*Quoted passage:*

The, are you saying like the, uh, the sonata for unaccompanied Achilles?

Jon:

Yes. Yeah.

Matt:

I'm, I'm sticking with my, uh, sticking with my policy of not reading the dialogues.

Jon:

Dude, that's a strong policy because these dialogues are insane. And I almost feel like they're getting weirder and weirder. Like this one was literally just, or I don't know if literally is the right word, but he, it seemed like he had written out a full dialogue with like several characters. And then he just deleted all the characters except Achilles. So it was like a ton of non sequiturs because Achilles would be like responding to something that someone else had said. Um,

Matt:

He probably did. I would not put that past him.

Jon:

yeah, he probably did. but in any case, I feel like reading these intros is like,

Matt:

well, it's interesting because I guess, I mean, I'm sure this is the point, but you are defined by the app, what, you know, the absence of the other things. So I guess that's like, that's the point of the exercise is like, even when something's not there, that still provides some definition to, you know, the other things. Um,

Jon:

I guess in this case, it didn't provide a lot of definition.

Matt:

it's, it's still like kind of unpleasant.

Jon:

yeah, but it was very thematic for the chapter. Um, so this chapter opens up with kind of a cool idea. He introduces yet a new system, which I'm super excited about all these systems. I'm like, I'm loving it. Uh, it's a TQ system, which in the previous chapter he had introduced the PQ system,

Matt:

a little cagey at the beginning.

Jon:

yeah, yeah, but I, I saw through his shenanigans immediately TQ thing was going to be like multiplication, uh, because the PQ thing was addition. So, hyphen, hyphen, P, hyphen, hyphen, Q, hyphen, hyphen, hyphen, hyphen, that's two plus two equals four. So the TQ system works similarly, where you just kind of multiply the values of the two hyphens.

Matt:

Well, we start off, I mean, but the, but the, the larger goal is we want us a typographical system to generate primes.

Jon:

Right. And, and the TQ system is a proposal to try to do that.

*What to work on:*
1 > Do these statements agree with the transcript? Answer yes or no for each and quote the words that decide it.
(a) Matt reads the dialogues.
(b) The PQ system was introduced in the previous chapter.
(c) Jon expected the TQ system to work like addition.
2 > Answer these questions from the transcript:
(a) Which character is left in the dialogue Jon describes?
(b) What sum does Jon say the string of hyphens with P and Q stands for?
(c) According to Matt, what is the larger goal?
3 > Can you pick up the transcript after its final line and continue the conversation?

*Recorded information:*
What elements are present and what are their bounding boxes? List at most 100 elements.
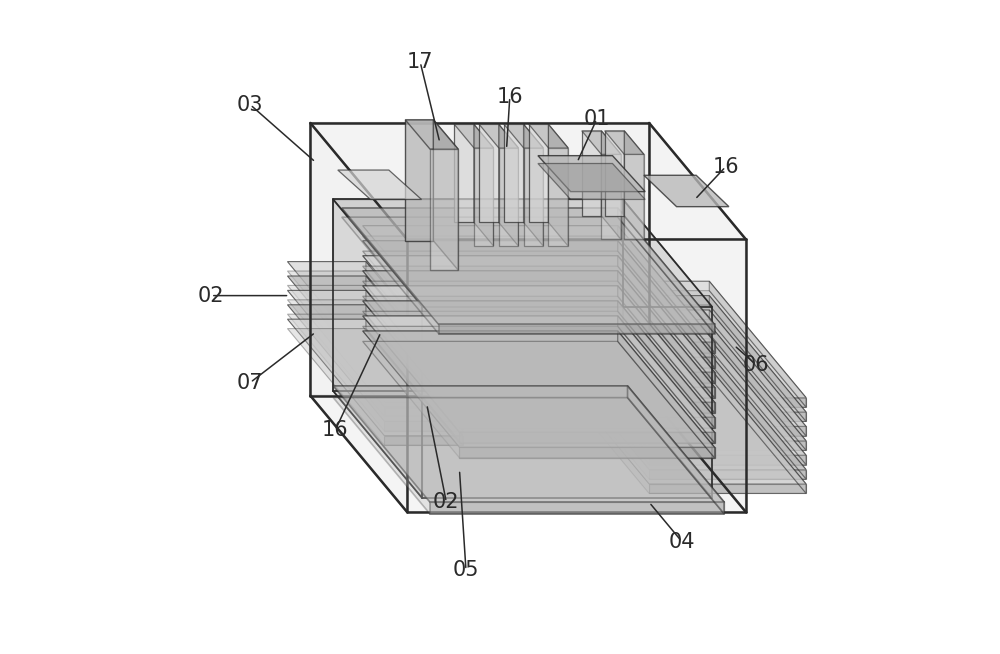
Text: 01: 01 xyxy=(584,109,610,129)
Polygon shape xyxy=(552,296,806,412)
Polygon shape xyxy=(363,226,715,342)
Polygon shape xyxy=(709,281,806,407)
Polygon shape xyxy=(644,175,729,207)
Polygon shape xyxy=(430,149,458,270)
Polygon shape xyxy=(287,290,463,407)
Polygon shape xyxy=(459,342,715,353)
Polygon shape xyxy=(363,281,715,398)
Polygon shape xyxy=(422,307,712,498)
Polygon shape xyxy=(363,296,715,413)
Polygon shape xyxy=(363,316,715,432)
Polygon shape xyxy=(474,148,493,246)
Polygon shape xyxy=(524,148,543,246)
Polygon shape xyxy=(384,421,463,430)
Polygon shape xyxy=(363,241,715,357)
Polygon shape xyxy=(310,396,746,512)
Polygon shape xyxy=(363,326,715,443)
Polygon shape xyxy=(709,353,806,479)
Polygon shape xyxy=(287,314,463,430)
Polygon shape xyxy=(499,124,518,246)
Polygon shape xyxy=(287,271,463,387)
Text: 17: 17 xyxy=(407,52,433,72)
Polygon shape xyxy=(548,124,568,246)
Polygon shape xyxy=(552,362,806,479)
Polygon shape xyxy=(333,391,712,498)
Polygon shape xyxy=(366,290,463,416)
Polygon shape xyxy=(618,301,715,428)
Polygon shape xyxy=(552,310,806,426)
Polygon shape xyxy=(529,124,568,148)
Polygon shape xyxy=(524,124,543,246)
Polygon shape xyxy=(552,319,806,436)
Polygon shape xyxy=(624,131,644,239)
Text: 06: 06 xyxy=(743,355,770,375)
Polygon shape xyxy=(287,328,463,445)
Polygon shape xyxy=(618,331,715,458)
Polygon shape xyxy=(552,348,806,464)
Polygon shape xyxy=(649,412,806,421)
Polygon shape xyxy=(459,432,715,443)
Polygon shape xyxy=(552,368,806,484)
Polygon shape xyxy=(618,226,715,353)
Polygon shape xyxy=(582,131,621,154)
Polygon shape xyxy=(287,276,463,392)
Polygon shape xyxy=(649,123,746,512)
Polygon shape xyxy=(342,217,715,334)
Polygon shape xyxy=(479,124,499,222)
Polygon shape xyxy=(628,386,724,514)
Polygon shape xyxy=(618,286,715,413)
Polygon shape xyxy=(474,124,493,246)
Polygon shape xyxy=(310,123,746,239)
Polygon shape xyxy=(363,271,715,387)
Polygon shape xyxy=(366,276,463,402)
Polygon shape xyxy=(430,502,724,514)
Polygon shape xyxy=(310,123,407,512)
Polygon shape xyxy=(287,319,463,436)
Text: 05: 05 xyxy=(453,560,479,580)
Polygon shape xyxy=(649,484,806,493)
Polygon shape xyxy=(529,124,548,222)
Polygon shape xyxy=(624,154,644,239)
Polygon shape xyxy=(287,285,463,402)
Polygon shape xyxy=(338,170,422,199)
Polygon shape xyxy=(709,339,806,464)
Polygon shape xyxy=(363,236,715,353)
Polygon shape xyxy=(287,262,463,378)
Text: 16: 16 xyxy=(712,157,739,177)
Polygon shape xyxy=(333,386,724,502)
Polygon shape xyxy=(363,256,715,372)
Polygon shape xyxy=(333,199,422,498)
Polygon shape xyxy=(709,368,806,493)
Polygon shape xyxy=(439,324,715,334)
Text: 04: 04 xyxy=(669,532,695,551)
Text: 07: 07 xyxy=(237,373,263,392)
Polygon shape xyxy=(649,398,806,407)
Polygon shape xyxy=(538,156,645,192)
Polygon shape xyxy=(342,208,715,324)
Polygon shape xyxy=(407,239,746,512)
Polygon shape xyxy=(333,199,712,307)
Polygon shape xyxy=(605,131,644,154)
Polygon shape xyxy=(363,251,715,368)
Polygon shape xyxy=(538,164,645,199)
Polygon shape xyxy=(618,241,715,368)
Polygon shape xyxy=(459,372,715,383)
Polygon shape xyxy=(384,378,463,387)
Polygon shape xyxy=(649,470,806,479)
Polygon shape xyxy=(287,305,463,421)
Polygon shape xyxy=(548,148,568,246)
Polygon shape xyxy=(454,124,493,148)
Text: 03: 03 xyxy=(237,95,263,114)
Polygon shape xyxy=(649,455,806,464)
Polygon shape xyxy=(287,300,463,416)
Polygon shape xyxy=(504,124,543,148)
Polygon shape xyxy=(499,148,518,246)
Polygon shape xyxy=(618,316,715,443)
Polygon shape xyxy=(649,426,806,436)
Polygon shape xyxy=(366,262,463,387)
Polygon shape xyxy=(623,199,712,498)
Polygon shape xyxy=(504,124,524,222)
Polygon shape xyxy=(552,334,806,450)
Polygon shape xyxy=(363,331,715,447)
Text: 02: 02 xyxy=(433,492,460,512)
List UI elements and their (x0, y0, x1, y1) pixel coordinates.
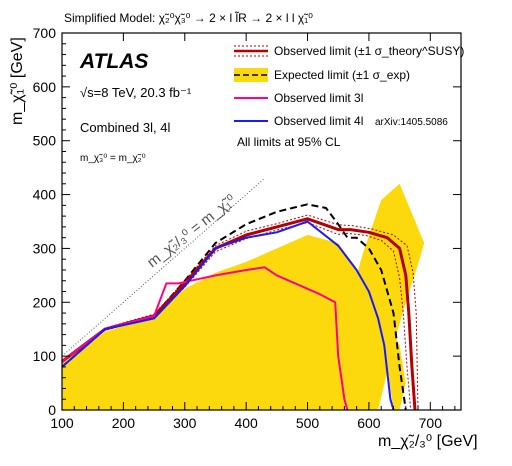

*Results:*
1 >
(a) No: "I'm sticking with my, uh, sticking with my policy of not reading the dialogues."
(b) Yes: "in the previous chapter he had introduced the PQ system"
(c) No: "TQ thing was going to be like multiplication"

2 >
(a) Achilles
(b) Two plus two equals four
(c) A typographical system that generates primes

3 >
Matt:

It's kind of in service of this larger prime goal.

Jon:

Yeah. Um, which, I think we quickly figure out that it's not really possible with the TQ system. Or at least that was sort of my understanding of this section.

Matt:

Well, yeah, I mean, he, he gets it. It's funny because it's basically, so basically like just very quickly, he, his proposal is, and, and I won't go into too much detail about the, I don't think it makes sense to spend too much time on it, but essentially he does come up with a way to generate like multiplicative numbers. You're, you know, you come up with these rules. They are, they can generate strings that. Are multiple, you know, multiples of one, you know, hyphen, hyphen T hyphen, hyphen, hyphen Q. And then you do have a valid, like multiplication result on the other side of that. So,

Jon:

Right.

Matt:

and then what he does is he uses that to generate all of the composites. he tries to just say, well, All of the strings that are not in the composites are the primes,

Jon:

Yeah,

Matt:

which, which I was like, yeah, I don't know. It seems, seems legit. It's like you, you just generate all of the set of numbers and then you just like remove the, the, the primes. But I guess that really doesn't, he says you have to work outside of the system in order for that to, that to work

Jon:

Right, it's like within the system, you can't refer to things that aren't in the system.

Matt:

exactly. And even It seems like by the time you've generated a string, like the act of generation is inclusion in the system. So there isn't a way as far as I'm aware, and this is how I'm reading it. There isn't a way to like generate the string and then to like, remove it somehow. Right.

Jon:

Yeah.

Matt:

Because, because you, you could imagine a system where it is like, okay, you generate all the composites and then you generate all the numbers and then you do like a lookup and then you're like, well, I've generated it, but I looked it up in this blacklist of, uh, you know, of numbers and it's not there, you know? And it is in the blacklist. So like, we have to boot it out, but like, there's no such booting out. Like you need to have all of these like positive generation rules that. There's no way to even generate the number in the first place. If it doesn't fit in the system,

Jon:

Right, exactly. Um, this, this led me to a thought that I think is just so powerful, which is like figuring out the right abstraction to discuss a problem and to work on that problem.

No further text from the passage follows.